AIM |
Extend the blog post below about snow forts, a Saskatoon concert and stew, picking up right after its last sentence.

QUOTED TEXT |
BEGIN
Snow Forts!  After Dean and the boys spent far too long shoveling the back deck area to prevent horrible spring thaw leaks into the basement, there were such luscious piles of snow in the back yard.  I begged Ben to come and help me and got half hearted efforts from him.  So, all by my lonesome, I made a couple of snow forts.  Hmm.  Even as I type this, it seems a little ridiculous that I did that for my own entertainment.  But I did!  And such cool spots for a snowy hideout.  I think I'll head there sometime today between the call of the washing machine and the dirty floors...  Ben thought the whole idea was boring.  Huh??  Where did that boy come from?

Sleeplessness hit me squarely between the eyes, even after all of that outdoorsy stuff and totally interfered with my life and happiness.  Seriously, who invited her to the party?

Steve (Bell, that is) drew us to Saskatoon for his concert last night and what a concert it was.  The quality and depth of musicianship between him and his band is amazing and so enjoyable.  Got to sit with my sister (see all the "S" words I'm hitting on?!!)  Uplifting time. 

Stew - good old reliable, nourishing stew is on the menu for today.  No new recipe to share for this meal, but being the cooking geek that I am, I am going to ditch the slow cooker again and experiment making stew in my Kitchen Aid cast iron dutch oven again in a slow oven (about 300 F).  I've been a major fan of my slow cooker for stew for years now, but this dutch oven is interfering with that love affair.  There is something to be said for a slow roast that mellows the flavors in a different manner than you get in a slow cooker.
END
RECORD LIST |
BEGIN
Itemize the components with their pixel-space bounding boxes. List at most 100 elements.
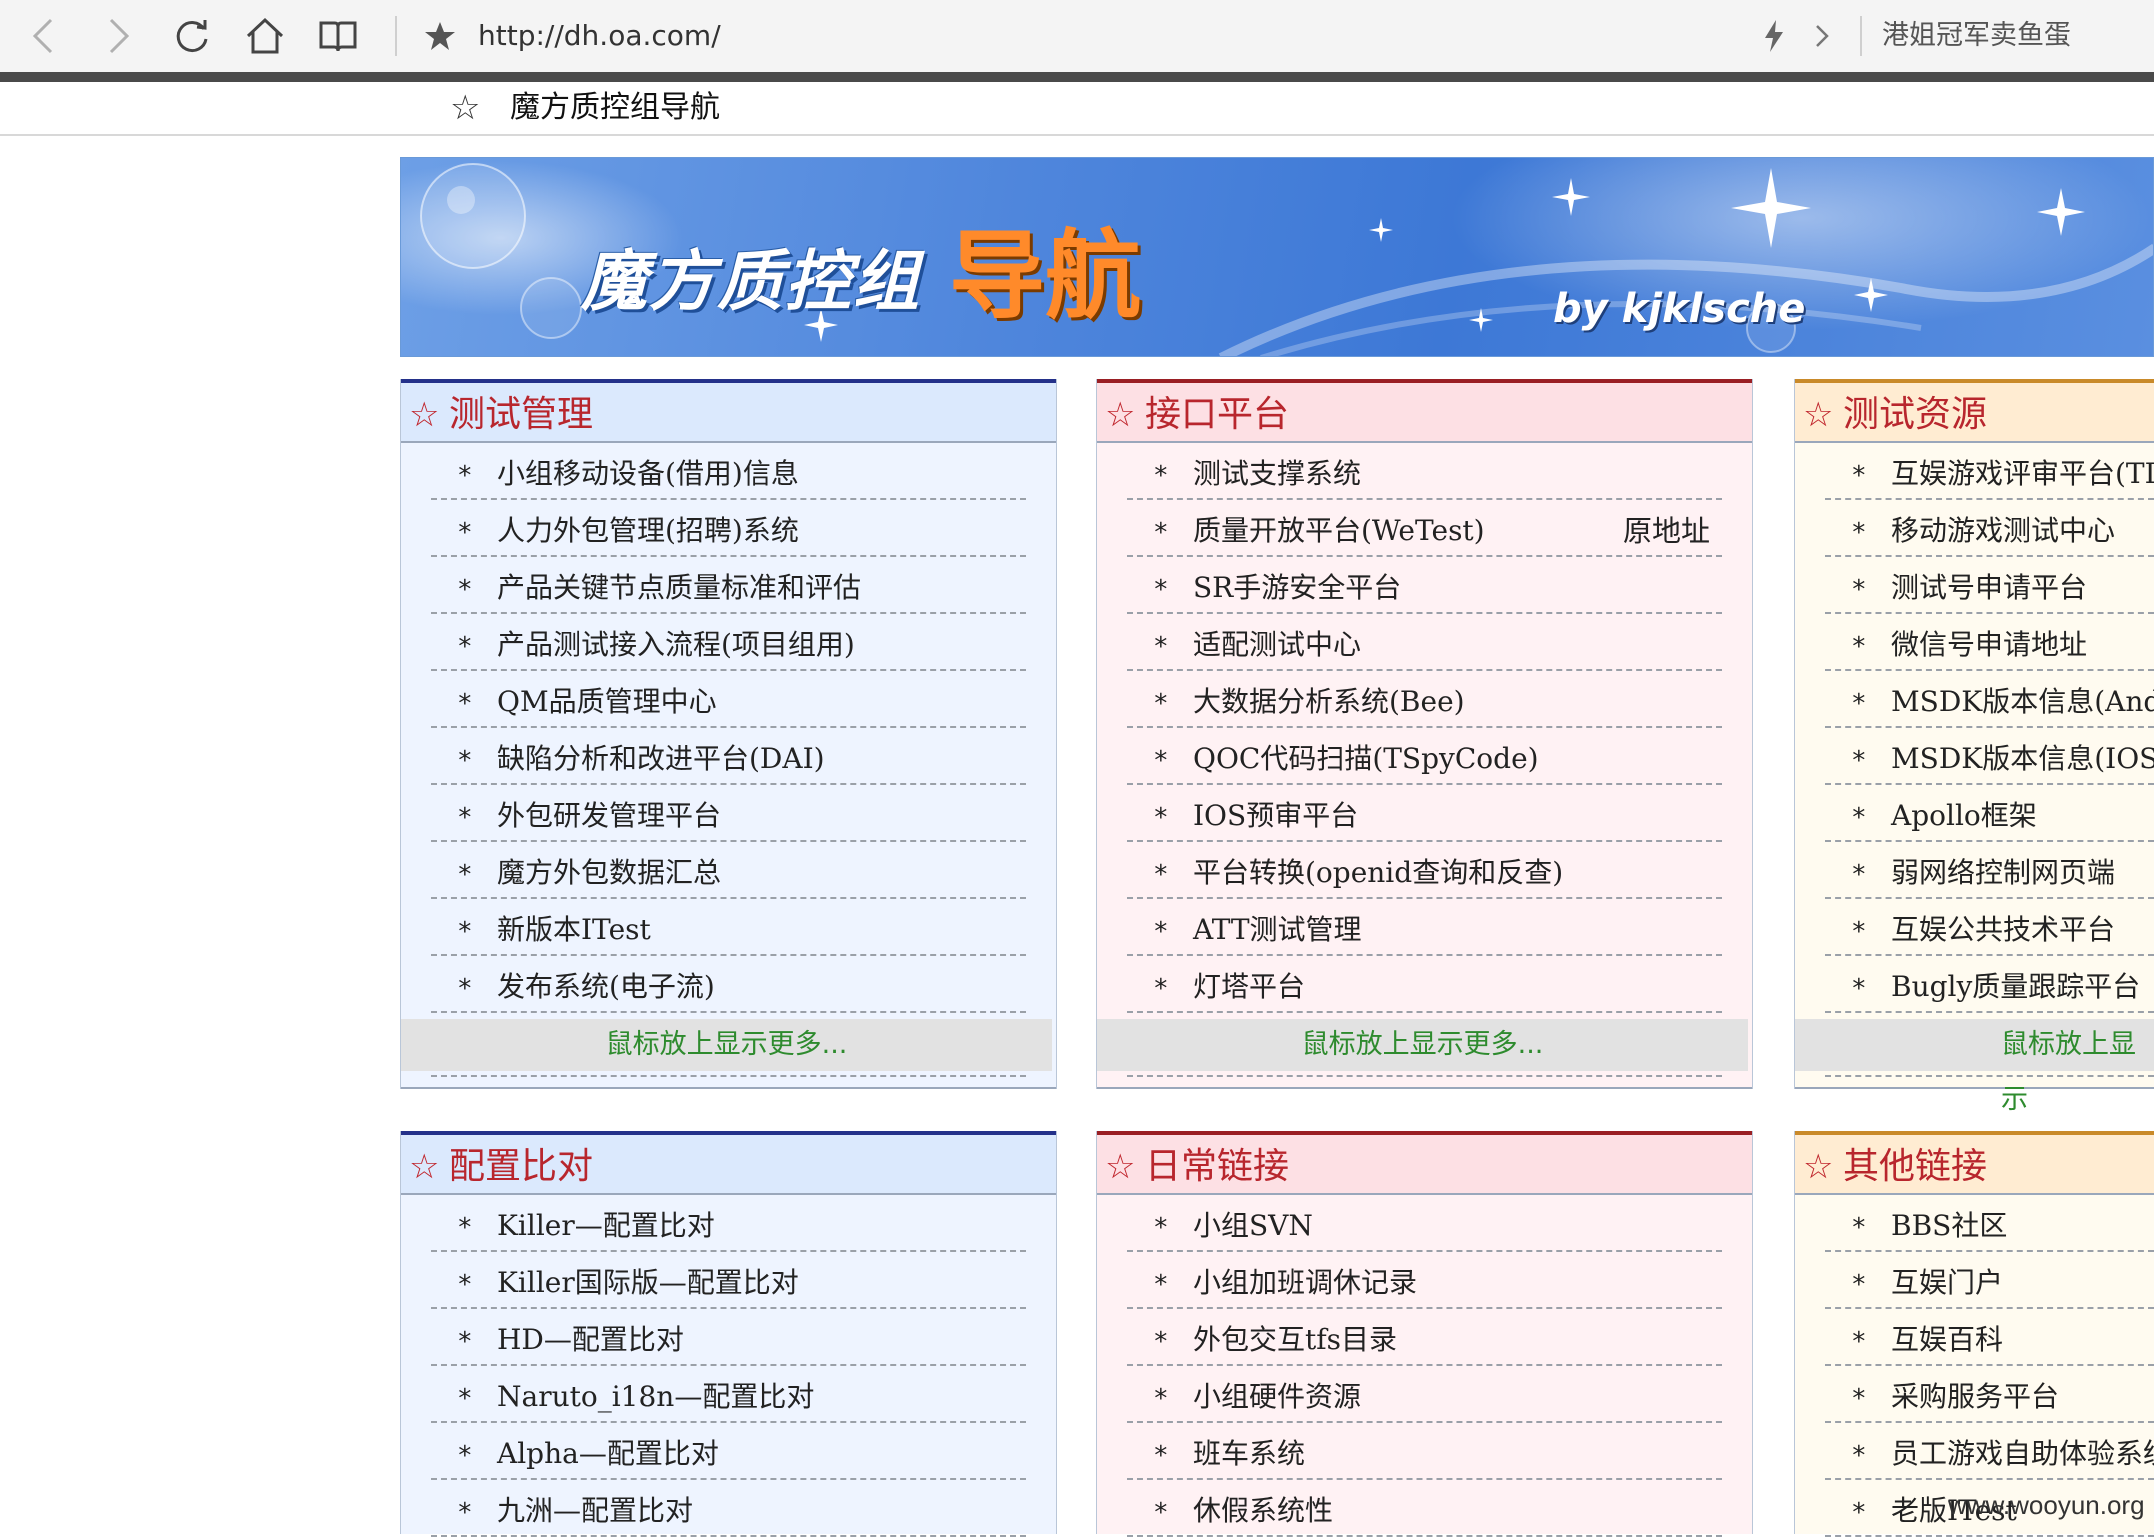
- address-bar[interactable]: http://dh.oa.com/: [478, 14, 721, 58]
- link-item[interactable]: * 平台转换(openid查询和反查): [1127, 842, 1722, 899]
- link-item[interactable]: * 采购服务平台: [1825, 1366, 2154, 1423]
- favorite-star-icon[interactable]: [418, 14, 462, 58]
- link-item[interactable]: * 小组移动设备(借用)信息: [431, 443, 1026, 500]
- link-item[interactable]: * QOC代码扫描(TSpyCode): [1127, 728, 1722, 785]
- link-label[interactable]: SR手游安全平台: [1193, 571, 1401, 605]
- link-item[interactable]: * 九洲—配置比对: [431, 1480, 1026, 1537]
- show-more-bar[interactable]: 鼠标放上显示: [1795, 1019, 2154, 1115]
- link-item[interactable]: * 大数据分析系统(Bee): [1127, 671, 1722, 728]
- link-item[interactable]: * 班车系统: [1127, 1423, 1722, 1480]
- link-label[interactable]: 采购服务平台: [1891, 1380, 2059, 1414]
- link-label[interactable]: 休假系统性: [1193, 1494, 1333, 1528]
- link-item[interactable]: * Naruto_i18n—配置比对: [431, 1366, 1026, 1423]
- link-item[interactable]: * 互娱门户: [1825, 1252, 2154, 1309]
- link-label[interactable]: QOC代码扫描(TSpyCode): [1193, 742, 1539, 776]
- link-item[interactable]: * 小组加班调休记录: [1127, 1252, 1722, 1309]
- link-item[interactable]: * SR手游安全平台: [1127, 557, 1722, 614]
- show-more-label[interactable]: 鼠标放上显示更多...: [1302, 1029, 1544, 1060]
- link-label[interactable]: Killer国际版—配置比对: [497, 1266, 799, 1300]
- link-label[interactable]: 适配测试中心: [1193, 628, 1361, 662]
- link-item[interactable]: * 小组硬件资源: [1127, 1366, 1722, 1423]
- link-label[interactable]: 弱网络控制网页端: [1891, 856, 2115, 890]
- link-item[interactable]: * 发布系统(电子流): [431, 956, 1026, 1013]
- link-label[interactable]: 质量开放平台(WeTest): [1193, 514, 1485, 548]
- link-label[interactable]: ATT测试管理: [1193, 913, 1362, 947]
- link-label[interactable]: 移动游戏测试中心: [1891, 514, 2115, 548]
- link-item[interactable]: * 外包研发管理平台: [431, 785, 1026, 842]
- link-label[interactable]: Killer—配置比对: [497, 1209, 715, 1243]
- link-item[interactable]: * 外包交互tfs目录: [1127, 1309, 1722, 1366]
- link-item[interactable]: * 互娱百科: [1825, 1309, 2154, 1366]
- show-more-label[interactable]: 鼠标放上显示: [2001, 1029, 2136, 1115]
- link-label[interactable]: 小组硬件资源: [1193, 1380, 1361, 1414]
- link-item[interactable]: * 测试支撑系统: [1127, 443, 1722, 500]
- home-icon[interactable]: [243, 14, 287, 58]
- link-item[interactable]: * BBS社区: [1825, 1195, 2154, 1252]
END
EXPECTED OUTPUT |
Snickerdoodles are on my to-do list today, too.  I think Snickerdoodles are the "middle child" of the cookie world.  Not as popular as the "center of the cookie universe" like chocolate chip, and not as fussy and time consuming as a rolled and decorated sugar cookie (have you been watching some of the cookie decorating that is going on in the internet these days??!!!)  Snickerdoodles are a cookie hit in this house, even with Mr. Ben, who comes up with all sorts of likes and dislikes.  They are a great cookie to make when the pantry is low on all the expensive chocolate/nuts, etc. that other recipes call for.  To me, they are simple, satisfying comfort food, and you can be sure that there will be a good cup of tea to be had when they are finished.  (Hey, maybe tomorrow's post will be for my Chai Tea Latte concentrate?  Can't be beat!)


1 cup softened butter/marg
1 1/2 cups white sugar
2 eggs
2 1/2 cups flour
2 tsp cream of tartar
1 tsp baking soda
1/4 tsp salt

2 Tbsp white sugar
2 tsp cinnamon

Cream butter and first amount of sugar.  Beat in eggs 1 at a time.

Mix in flour, cream of tartar, baking soda and salt.  Shape into 1 inch balls.

Stir remaining sugar and cinnamon together in a small dish  Roll balls in mixture to coat.  Place on cookie sheet and flatten slightly.  Bake at 400 F for 7 to 8 minutes.

Tuesday, 8 March 2011

Timing Is Everything

Timing is everything.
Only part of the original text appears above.